◆ **PROBLEM DESCRIPTION**
In the entries below, find every line with "кажется" and copy it.

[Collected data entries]
^^^^

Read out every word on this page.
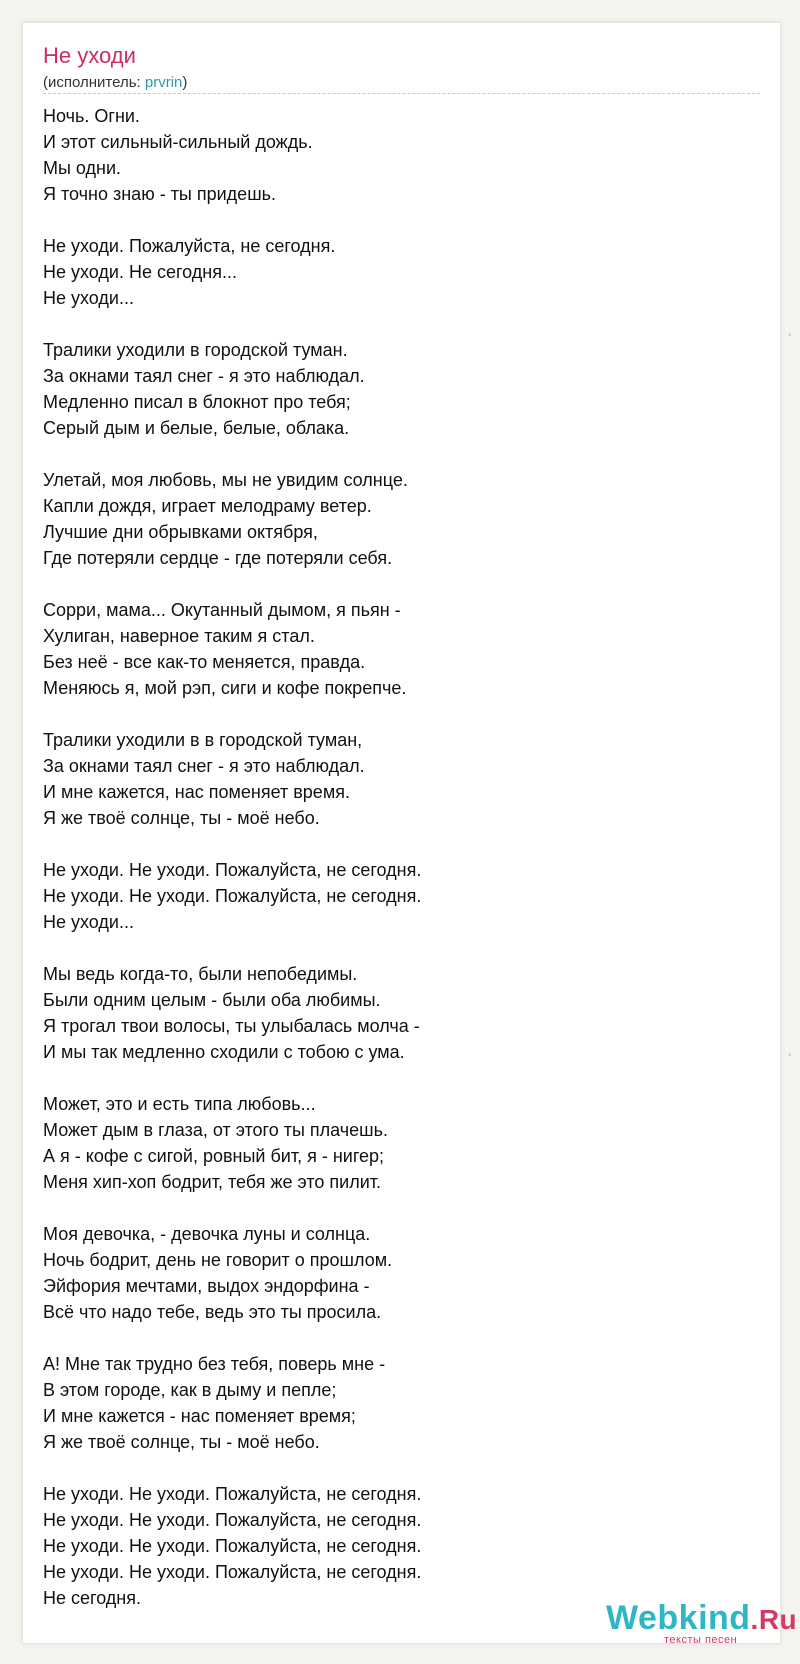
Не уходи
(исполнитель: prvrin)
Ночь. Огни.
И этот сильный-сильный дождь.
Мы одни.
Я точно знаю - ты придешь.
Не уходи. Пожалуйста, не сегодня.
Не уходи. Не сегодня...
Не уходи...
Тралики уходили в городской туман.
За окнами таял снег - я это наблюдал.
Медленно писал в блокнот про тебя;
Серый дым и белые, белые, облака.
Улетай, моя любовь, мы не увидим солнце.
Капли дождя, играет мелодраму ветер.
Лучшие дни обрывками октября,
Где потеряли сердце - где потеряли себя.
Сорри, мама... Окутанный дымом, я пьян -
Хулиган, наверное таким я стал.
Без неё - все как-то меняется, правда.
Меняюсь я, мой рэп, сиги и кофе покрепче.
Тралики уходили в в городской туман,
За окнами таял снег - я это наблюдал.
И мне кажется, нас поменяет время.
Я же твоё солнце, ты - моё небо.
Не уходи. Не уходи. Пожалуйста, не сегодня.
Не уходи. Не уходи. Пожалуйста, не сегодня.
Не уходи...
Мы ведь когда-то, были непобедимы.
Были одним целым - были оба любимы.
Я трогал твои волосы, ты улыбалась молча -
И мы так медленно сходили с тобою с ума.
Может, это и есть типа любовь...
Может дым в глаза, от этого ты плачешь.
А я - кофе с сигой, ровный бит, я - нигер;
Меня хип-хоп бодрит, тебя же это пилит.
Моя девочка, - девочка луны и солнца.
Ночь бодрит, день не говорит о прошлом.
Эйфория мечтами, выдох эндорфина -
Всё что надо тебе, ведь это ты просила.
А! Мне так трудно без тебя, поверь мне -
В этом городе, как в дыму и пепле;
И мне кажется - нас поменяет время;
Я же твоё солнце, ты - моё небо.
Не уходи. Не уходи. Пожалуйста, не сегодня.
Не уходи. Не уходи. Пожалуйста, не сегодня.
Не уходи. Не уходи. Пожалуйста, не сегодня.
Не уходи. Не уходи. Пожалуйста, не сегодня.
Не сегодня.
Webkind.Ru
тексты песен
▪
▪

^^^^

◆ **WRITTEN RESPONSE**
И мне кажется, нас поменяет время.
И мне кажется - нас поменяет время;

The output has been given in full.